» **TASK DIRECTIONS**
Extract the records in full, leaving every picture out.

» **GIVEN ENTRIES**
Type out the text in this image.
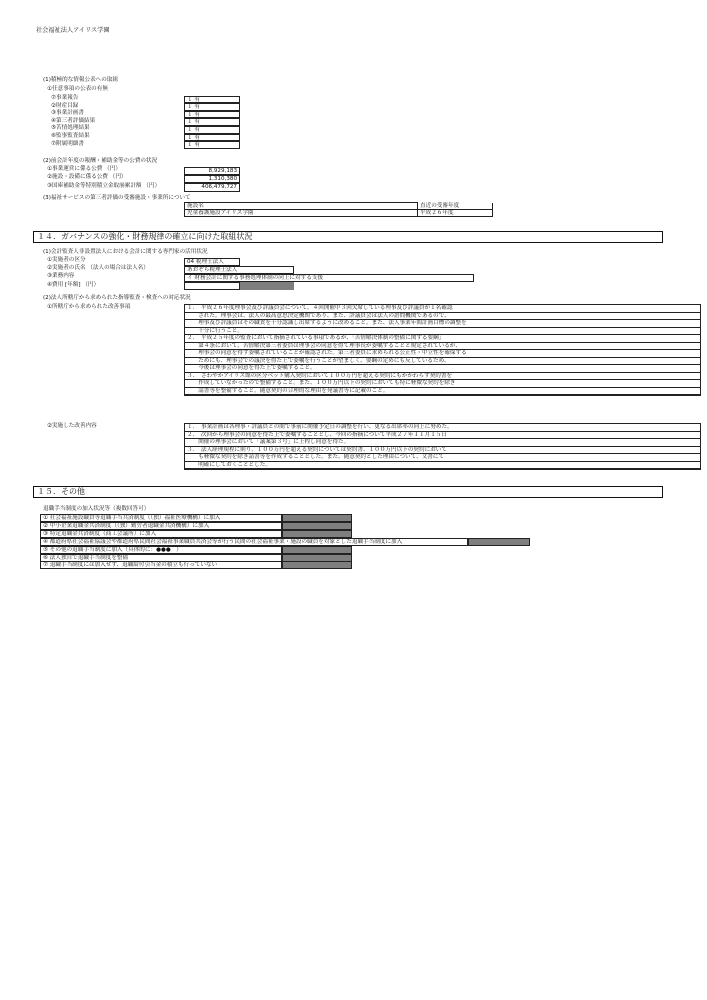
社会福祉法人アイリス学園
(1)積極的な情報公表への取組
①任意事項の公表の有無
⑦事業報告	１ 有
②財産目録	１ 有
③事業計画書	１ 有
④第三者評価結果	１ 有
⑤苦情処理結果	１ 有
⑥監事監査結果	１ 有
⑦附属明細書	１ 有
(2)前会計年度の報酬・補助金等の公費の状況
①事業運営に係る公費 （円）	8,929,183
②施設・設備に係る公費 （円）	1,310,380
③国庫補助金等特別積立金取崩累計額 （円）	406,479,727
(3)福祉サービスの第三者評価の受審施設・事業所について
施設名	直近の受審年度
児童養護施設アイリス学園	平成２６年度
１４．ガバナンスの強化・財務規律の確立に向けた取組状況
(1)会計監査人非設置法人における会計に関する専門家の活用状況
①実施者の区分	04 税理士法人
②実施者の氏名 （法人の場合は法人名）	あおぞら税理士法人
③業務内容	イ 財務会計に関する事務処理体制の向上に対する支援
④費用 [年額] （円）
(2)法人所轄庁から求められた指導監査・検査への対応状況
①所轄庁から求められた改善事項	１．　平成２６年度理事会及び評議員会について、４回開催中３回欠席している理事及び評議員が１名確認
　　された。理事会は、法人の最高意思決定機関であり、また、評議員会は法人の諮問機関であるので、
　　理事及び評議員はその職責を十分認識し出席するように改めること。また、法人事業年間計画目標の調整を
　　十分に行うこと。
２．　平成２５年度の監査において指摘されている事項であるが、「苦情解決体制の整備に関する要綱」
　　第４条において、苦情解決第三者委員は理事会の同意を得て理事長が委嘱することと規定されているが、
　　理事会の同意を得ず委嘱されていることが確認された。第三者委員に求められる公正性・中立性を確保する
　　ためにも、理事会での議決を得た上で委嘱を行うことが望ましく、要綱の定めにも反しているため、
　　今後は理事会の同意を得た上で委嘱すること。
３．　さわやかアイリス館の区分ベット購入契約において１００万円を超える契約にもかかわらず契約書を
　　作成していなかったので整備すること。また、１００万円以下の契約においても特に軽微な契約を除き
　　請書等を整備すること。随意契約の合理的な理由を発議書等に記載のこと。
②実施した改善内容	１．　事業計画は各理事・評議員との間で事前に開催予定日の調整を行い、更なる出席率の向上に努めた。
２．　次回から理事会の同意を得た上で委嘱することとし、今回の指摘について平成２７年１１月１５日
　　開催の理事会において「議案第３号」に上程し同意を得た。
３．　法人経理規程に則り、１００万円を超える契約については契約書、１００万円以下の契約において
　　も軽微な契約を除き請書等を作成することとした。また、随意契約とした理由について、文書にて
　　明確にしておくこととした。
１５．その他
退職手当制度の加入状況等（複数回答可）
① 社会福祉施設職員等退職手当共済制度（（独）福祉医療機構）に加入
② 中小企業退職金共済制度（（独）勤労者退職金共済機構）に加入
③ 特定退職金共済制度（商工会議所）に加入
④ 都道府県社会福祉協議会や都道府県民間社会福祉事業職員共済会等が行う民間の社会福祉事業・施設の職員を対象とした退職手当制度に加入
⑤ その他の退職手当制度に加入（具体的に：●●●　）
⑥ 法人独自で退職手当制度を整備
⑦ 退職手当制度には加入せず、退職給付引当金の積立も行っていない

» **TASK RESPONSE**
Type out the text in this image.
社会福祉法人アイリス学園
(1)積極的な情報公表への取組
①任意事項の公表の有無
⑦事業報告	１ 有
②財産目録	１ 有
③事業計画書	１ 有
④第三者評価結果	１ 有
⑤苦情処理結果	１ 有
⑥監事監査結果	１ 有
⑦附属明細書	１ 有
(2)前会計年度の報酬・補助金等の公費の状況
①事業運営に係る公費 （円）	8,929,183
②施設・設備に係る公費 （円）	1,310,380
③国庫補助金等特別積立金取崩累計額 （円）	406,479,727
(3)福祉サービスの第三者評価の受審施設・事業所について
施設名	直近の受審年度
児童養護施設アイリス学園	平成２６年度
１４．ガバナンスの強化・財務規律の確立に向けた取組状況
(1)会計監査人非設置法人における会計に関する専門家の活用状況
①実施者の区分	04 税理士法人
②実施者の氏名 （法人の場合は法人名）	あおぞら税理士法人
③業務内容	イ 財務会計に関する事務処理体制の向上に対する支援
④費用 [年額] （円）
(2)法人所轄庁から求められた指導監査・検査への対応状況
①所轄庁から求められた改善事項	１．　平成２６年度理事会及び評議員会について、４回開催中３回欠席している理事及び評議員が１名確認
　　された。理事会は、法人の最高意思決定機関であり、また、評議員会は法人の諮問機関であるので、
　　理事及び評議員はその職責を十分認識し出席するように改めること。また、法人事業年間計画目標の調整を
　　十分に行うこと。
２．　平成２５年度の監査において指摘されている事項であるが、「苦情解決体制の整備に関する要綱」
　　第４条において、苦情解決第三者委員は理事会の同意を得て理事長が委嘱することと規定されているが、
　　理事会の同意を得ず委嘱されていることが確認された。第三者委員に求められる公正性・中立性を確保する
　　ためにも、理事会での議決を得た上で委嘱を行うことが望ましく、要綱の定めにも反しているため、
　　今後は理事会の同意を得た上で委嘱すること。
３．　さわやかアイリス館の区分ベット購入契約において１００万円を超える契約にもかかわらず契約書を
　　作成していなかったので整備すること。また、１００万円以下の契約においても特に軽微な契約を除き
　　請書等を整備すること。随意契約の合理的な理由を発議書等に記載のこと。
②実施した改善内容	１．　事業計画は各理事・評議員との間で事前に開催予定日の調整を行い、更なる出席率の向上に努めた。
２．　次回から理事会の同意を得た上で委嘱することとし、今回の指摘について平成２７年１１月１５日
　　開催の理事会において「議案第３号」に上程し同意を得た。
３．　法人経理規程に則り、１００万円を超える契約については契約書、１００万円以下の契約において
　　も軽微な契約を除き請書等を作成することとした。また、随意契約とした理由について、文書にて
　　明確にしておくこととした。
１５．その他
退職手当制度の加入状況等（複数回答可）
① 社会福祉施設職員等退職手当共済制度（（独）福祉医療機構）に加入
② 中小企業退職金共済制度（（独）勤労者退職金共済機構）に加入
③ 特定退職金共済制度（商工会議所）に加入
④ 都道府県社会福祉協議会や都道府県民間社会福祉事業職員共済会等が行う民間の社会福祉事業・施設の職員を対象とした退職手当制度に加入
⑤ その他の退職手当制度に加入（具体的に：●●●　）
⑥ 法人独自で退職手当制度を整備
⑦ 退職手当制度には加入せず、退職給付引当金の積立も行っていない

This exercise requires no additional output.